= What is asked =
Identify the lines that contain the string "JSON" and copy all of them.

— START OF Material provided —

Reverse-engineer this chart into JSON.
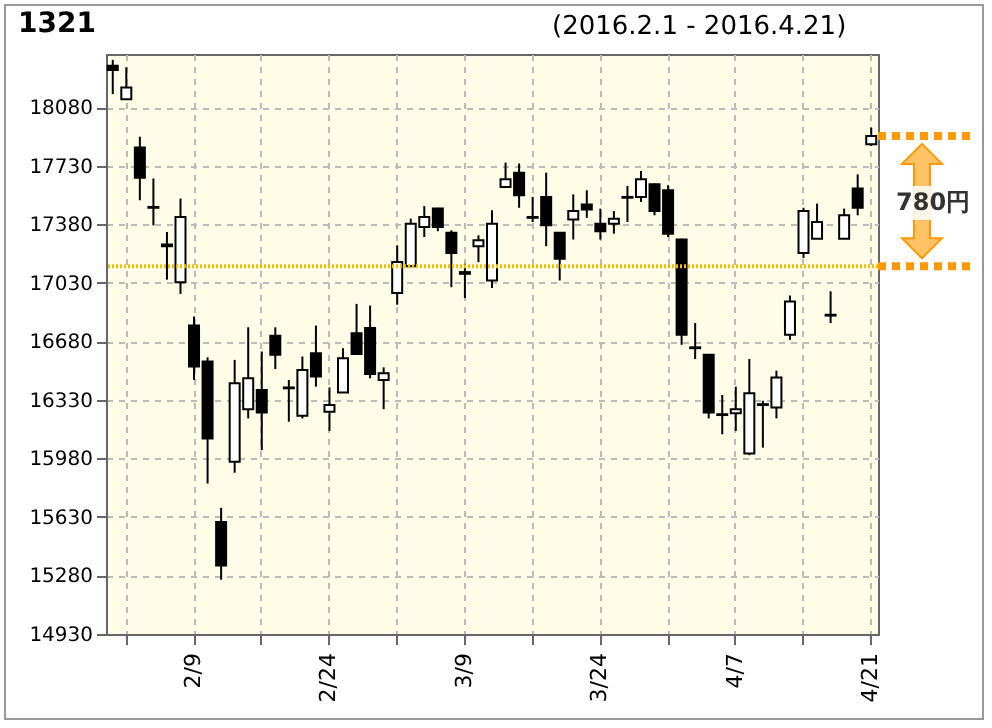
{
  "chart_data": {
    "type": "candlestick",
    "title": "1321",
    "subtitle": "(2016.2.1 - 2016.4.21)",
    "categories": [
      null,
      null,
      null,
      null,
      null,
      null,
      "2/9",
      null,
      null,
      null,
      null,
      null,
      null,
      null,
      null,
      null,
      "2/24",
      null,
      null,
      null,
      null,
      null,
      null,
      null,
      null,
      null,
      "3/9",
      null,
      null,
      null,
      null,
      null,
      null,
      null,
      null,
      null,
      "3/24",
      null,
      null,
      null,
      null,
      null,
      null,
      null,
      null,
      null,
      "4/7",
      null,
      null,
      null,
      null,
      null,
      null,
      null,
      null,
      null,
      "4/21"
    ],
    "ohlc": [
      [
        18330,
        18365,
        18160,
        18305
      ],
      [
        18130,
        18320,
        18125,
        18200
      ],
      [
        17840,
        17905,
        17525,
        17660
      ],
      [
        17485,
        17655,
        17375,
        17480
      ],
      [
        17260,
        17335,
        17050,
        17250
      ],
      [
        17035,
        17535,
        16965,
        17425
      ],
      [
        16775,
        16830,
        16450,
        16530
      ],
      [
        16560,
        16585,
        15830,
        16100
      ],
      [
        15600,
        15685,
        15255,
        15340
      ],
      [
        15960,
        16570,
        15895,
        16430
      ],
      [
        16275,
        16765,
        16220,
        16460
      ],
      [
        16390,
        16620,
        16030,
        16255
      ],
      [
        16715,
        16765,
        16515,
        16600
      ],
      [
        16405,
        16450,
        16200,
        16400
      ],
      [
        16235,
        16590,
        16220,
        16510
      ],
      [
        16610,
        16775,
        16410,
        16470
      ],
      [
        16260,
        16405,
        16145,
        16300
      ],
      [
        16375,
        16640,
        16375,
        16580
      ],
      [
        16730,
        16905,
        16600,
        16605
      ],
      [
        16760,
        16895,
        16460,
        16485
      ],
      [
        16450,
        16525,
        16275,
        16490
      ],
      [
        16970,
        17255,
        16900,
        17155
      ],
      [
        17130,
        17415,
        17130,
        17385
      ],
      [
        17365,
        17490,
        17305,
        17425
      ],
      [
        17475,
        17480,
        17340,
        17365
      ],
      [
        17330,
        17345,
        17005,
        17210
      ],
      [
        17095,
        17145,
        16940,
        17085
      ],
      [
        17250,
        17315,
        17155,
        17285
      ],
      [
        17045,
        17465,
        17000,
        17385
      ],
      [
        17605,
        17750,
        17605,
        17650
      ],
      [
        17690,
        17745,
        17480,
        17555
      ],
      [
        17425,
        17545,
        17395,
        17420
      ],
      [
        17545,
        17690,
        17250,
        17375
      ],
      [
        17330,
        17335,
        17045,
        17175
      ],
      [
        17410,
        17560,
        17290,
        17460
      ],
      [
        17500,
        17585,
        17420,
        17470
      ],
      [
        17385,
        17475,
        17290,
        17340
      ],
      [
        17385,
        17460,
        17325,
        17415
      ],
      [
        17545,
        17610,
        17395,
        17540
      ],
      [
        17545,
        17700,
        17515,
        17650
      ],
      [
        17620,
        17625,
        17435,
        17460
      ],
      [
        17585,
        17615,
        17305,
        17325
      ],
      [
        17290,
        17295,
        16660,
        16720
      ],
      [
        16645,
        16790,
        16575,
        16640
      ],
      [
        16600,
        16605,
        16220,
        16255
      ],
      [
        16245,
        16360,
        16125,
        16240
      ],
      [
        16250,
        16410,
        16145,
        16275
      ],
      [
        16010,
        16575,
        16000,
        16370
      ],
      [
        16305,
        16325,
        16045,
        16300
      ],
      [
        16285,
        16505,
        16220,
        16465
      ],
      [
        16720,
        16955,
        16690,
        16920
      ],
      [
        17210,
        17480,
        17180,
        17460
      ],
      [
        17295,
        17505,
        17295,
        17395
      ],
      [
        16840,
        16980,
        16790,
        16835
      ],
      [
        17295,
        17475,
        17295,
        17435
      ],
      [
        17595,
        17680,
        17435,
        17480
      ],
      [
        17860,
        17960,
        17850,
        17910
      ]
    ],
    "ylim": [
      14930,
      18400
    ],
    "yticks": [
      14930,
      15280,
      15630,
      15980,
      16330,
      16680,
      17030,
      17380,
      17730,
      18080
    ],
    "grid": true,
    "ref_lines": [
      {
        "axis": "y",
        "value": 17130,
        "color": "#f0c000",
        "line_style": "dotted"
      }
    ],
    "annotations": [
      "780円"
    ]
  }
}
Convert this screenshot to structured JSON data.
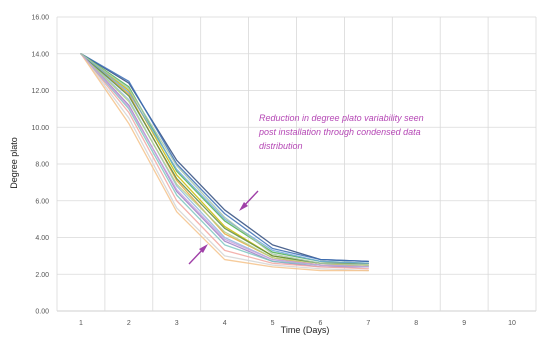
{
  "chart_data": {
    "type": "line",
    "title": "",
    "xlabel": "Time (Days)",
    "ylabel": "Degree plato",
    "x": [
      1,
      2,
      3,
      4,
      5,
      6,
      7
    ],
    "xticks": [
      "1",
      "2",
      "3",
      "4",
      "5",
      "6",
      "7",
      "8",
      "9",
      "10"
    ],
    "yticks": [
      "0.00",
      "2.00",
      "4.00",
      "6.00",
      "8.00",
      "10.00",
      "12.00",
      "14.00",
      "16.00"
    ],
    "xlim": [
      0.5,
      10.5
    ],
    "ylim": [
      0,
      16
    ],
    "grid": true,
    "legend": "none",
    "annotation": {
      "lines": [
        "Reduction in degree plato variability seen",
        "post installation through condensed data",
        "distribution"
      ],
      "color": "#b547b5"
    },
    "arrow_color": "#a040a8",
    "series": [
      {
        "color": "#2e4a7d",
        "values": [
          14.0,
          12.4,
          8.2,
          5.5,
          3.6,
          2.8,
          2.7
        ]
      },
      {
        "color": "#3a6db5",
        "values": [
          14.0,
          12.5,
          8.0,
          5.3,
          3.4,
          2.8,
          2.7
        ]
      },
      {
        "color": "#4caf50",
        "values": [
          14.0,
          12.2,
          7.6,
          4.9,
          3.2,
          2.7,
          2.6
        ]
      },
      {
        "color": "#c8b800",
        "values": [
          14.0,
          12.0,
          7.4,
          4.6,
          3.0,
          2.6,
          2.5
        ]
      },
      {
        "color": "#e8a33a",
        "values": [
          14.0,
          11.8,
          7.1,
          4.2,
          2.9,
          2.5,
          2.5
        ]
      },
      {
        "color": "#8fb8de",
        "values": [
          14.0,
          11.5,
          6.8,
          4.0,
          2.8,
          2.5,
          2.4
        ]
      },
      {
        "color": "#9b7fc4",
        "values": [
          14.0,
          11.2,
          6.5,
          3.8,
          2.7,
          2.4,
          2.4
        ]
      },
      {
        "color": "#f2a6a0",
        "values": [
          14.0,
          10.8,
          6.0,
          3.3,
          2.6,
          2.4,
          2.3
        ]
      },
      {
        "color": "#7ec6c0",
        "values": [
          14.0,
          11.0,
          6.3,
          3.6,
          2.7,
          2.5,
          2.4
        ]
      },
      {
        "color": "#b0d08a",
        "values": [
          14.0,
          11.4,
          6.9,
          4.3,
          2.9,
          2.6,
          2.5
        ]
      },
      {
        "color": "#d4d4d4",
        "values": [
          14.0,
          10.5,
          5.6,
          3.0,
          2.5,
          2.3,
          2.2
        ]
      },
      {
        "color": "#f4c28a",
        "values": [
          14.0,
          10.2,
          5.4,
          2.8,
          2.4,
          2.2,
          2.2
        ]
      },
      {
        "color": "#5b8a3c",
        "values": [
          14.0,
          11.7,
          7.2,
          4.5,
          3.0,
          2.6,
          2.6
        ]
      },
      {
        "color": "#6fa8dc",
        "values": [
          14.0,
          11.9,
          7.7,
          5.0,
          3.3,
          2.7,
          2.6
        ]
      },
      {
        "color": "#c9a0dc",
        "values": [
          14.0,
          11.1,
          6.6,
          3.9,
          2.8,
          2.5,
          2.4
        ]
      },
      {
        "color": "#a3c4a8",
        "values": [
          14.0,
          12.1,
          7.9,
          5.1,
          3.1,
          2.6,
          2.5
        ]
      }
    ]
  }
}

— END OF Material provided —

= Result for this task =
Reverse-engineer this chart into JSON.
Convert this screenshot to structured JSON data.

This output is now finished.